Short task. Every record should be written out exactly, with the pictures left out.
*** Exercise input
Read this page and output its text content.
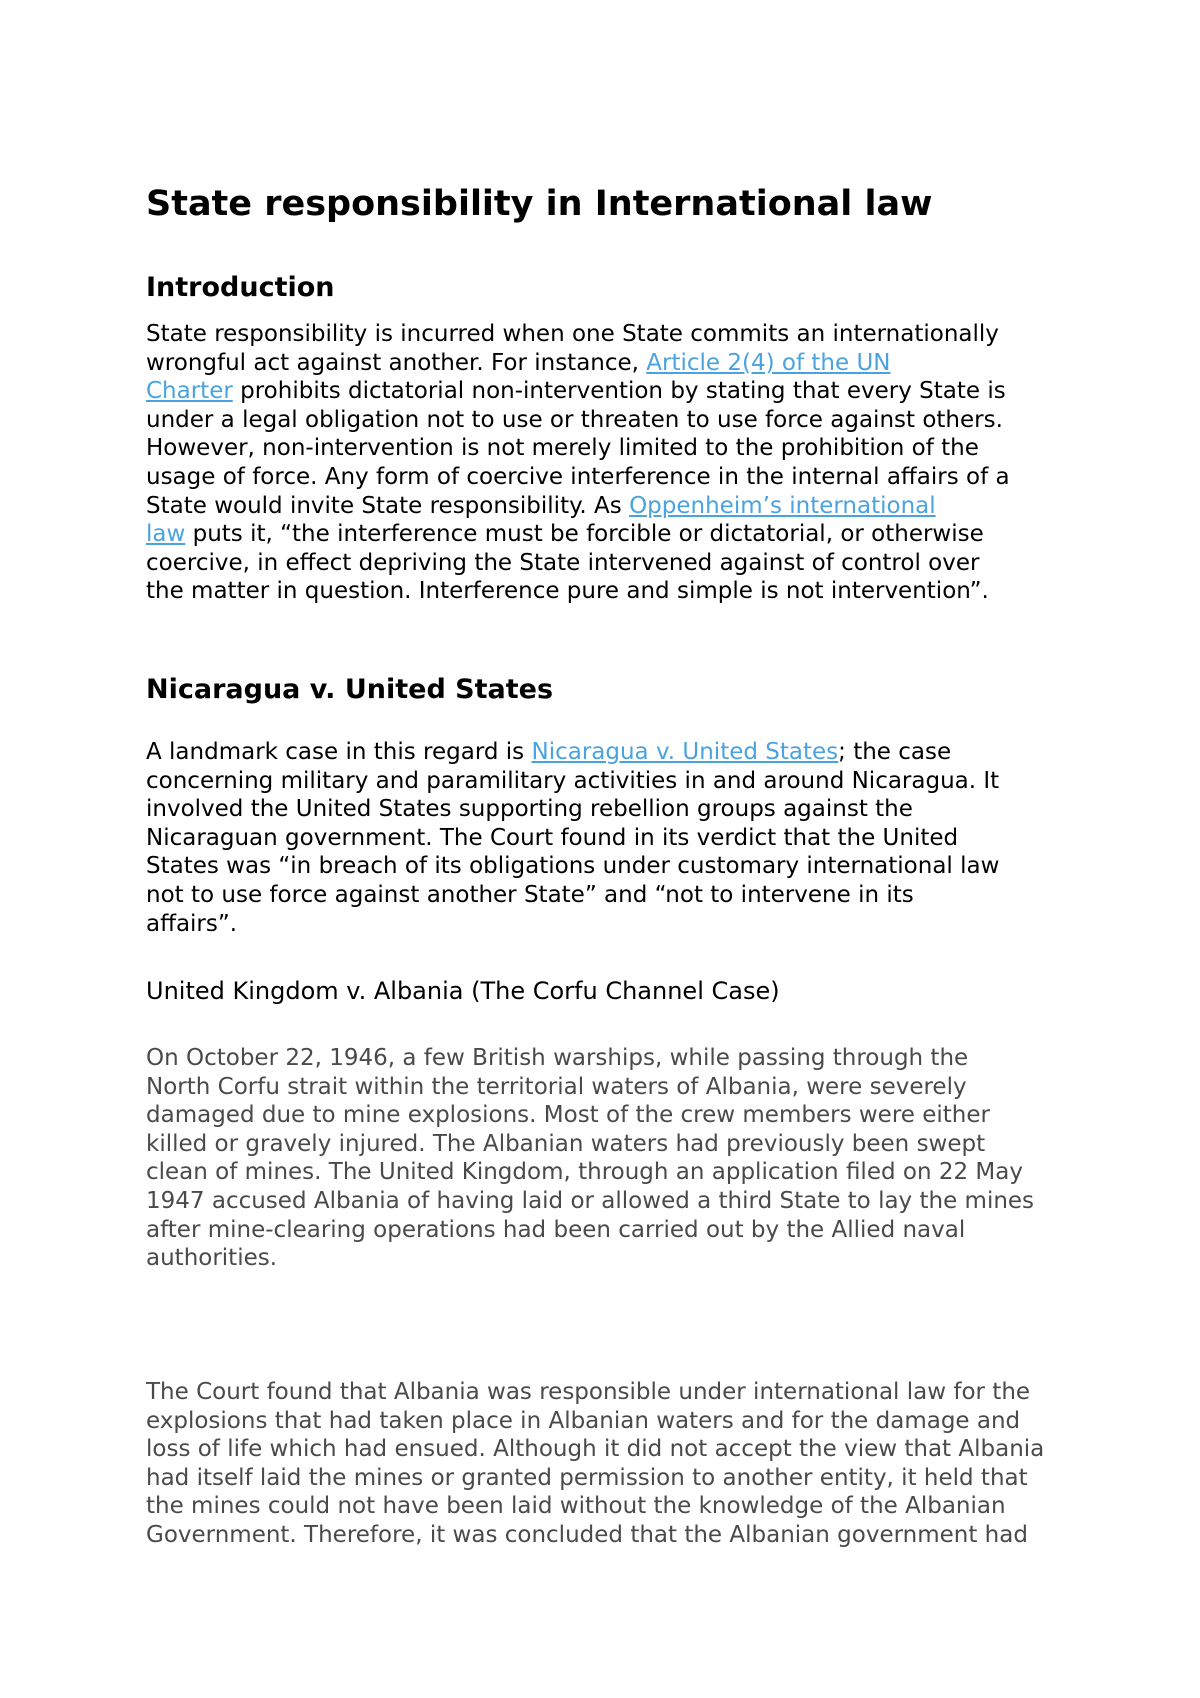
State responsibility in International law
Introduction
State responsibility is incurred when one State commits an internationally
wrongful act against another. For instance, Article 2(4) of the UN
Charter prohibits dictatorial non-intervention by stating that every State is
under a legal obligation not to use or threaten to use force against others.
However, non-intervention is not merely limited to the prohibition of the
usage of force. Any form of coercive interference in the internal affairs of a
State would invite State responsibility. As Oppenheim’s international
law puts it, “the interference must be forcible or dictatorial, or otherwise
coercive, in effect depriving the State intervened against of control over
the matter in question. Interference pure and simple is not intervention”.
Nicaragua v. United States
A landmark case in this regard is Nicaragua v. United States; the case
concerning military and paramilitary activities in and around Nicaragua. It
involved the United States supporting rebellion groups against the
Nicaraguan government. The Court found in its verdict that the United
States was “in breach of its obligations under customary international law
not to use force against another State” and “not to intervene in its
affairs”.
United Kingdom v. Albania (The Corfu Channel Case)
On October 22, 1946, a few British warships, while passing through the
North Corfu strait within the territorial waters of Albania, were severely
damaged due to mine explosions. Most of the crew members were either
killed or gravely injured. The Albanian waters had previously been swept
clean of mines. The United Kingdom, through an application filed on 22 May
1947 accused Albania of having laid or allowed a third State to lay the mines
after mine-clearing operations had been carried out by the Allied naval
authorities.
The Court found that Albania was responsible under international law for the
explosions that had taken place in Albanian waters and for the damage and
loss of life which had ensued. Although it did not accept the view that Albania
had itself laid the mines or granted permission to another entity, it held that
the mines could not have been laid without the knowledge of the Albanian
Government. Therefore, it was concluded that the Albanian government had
******
Answer below.
Read this page and output its text content.
State responsibility in International law
Introduction
State responsibility is incurred when one State commits an internationally
wrongful act against another. For instance, Article 2(4) of the UN
Charter prohibits dictatorial non-intervention by stating that every State is
under a legal obligation not to use or threaten to use force against others.
However, non-intervention is not merely limited to the prohibition of the
usage of force. Any form of coercive interference in the internal affairs of a
State would invite State responsibility. As Oppenheim’s international
law puts it, “the interference must be forcible or dictatorial, or otherwise
coercive, in effect depriving the State intervened against of control over
the matter in question. Interference pure and simple is not intervention”.
Nicaragua v. United States
A landmark case in this regard is Nicaragua v. United States; the case
concerning military and paramilitary activities in and around Nicaragua. It
involved the United States supporting rebellion groups against the
Nicaraguan government. The Court found in its verdict that the United
States was “in breach of its obligations under customary international law
not to use force against another State” and “not to intervene in its
affairs”.
United Kingdom v. Albania (The Corfu Channel Case)
On October 22, 1946, a few British warships, while passing through the
North Corfu strait within the territorial waters of Albania, were severely
damaged due to mine explosions. Most of the crew members were either
killed or gravely injured. The Albanian waters had previously been swept
clean of mines. The United Kingdom, through an application filed on 22 May
1947 accused Albania of having laid or allowed a third State to lay the mines
after mine-clearing operations had been carried out by the Allied naval
authorities.
The Court found that Albania was responsible under international law for the
explosions that had taken place in Albanian waters and for the damage and
loss of life which had ensued. Although it did not accept the view that Albania
had itself laid the mines or granted permission to another entity, it held that
the mines could not have been laid without the knowledge of the Albanian
Government. Therefore, it was concluded that the Albanian government had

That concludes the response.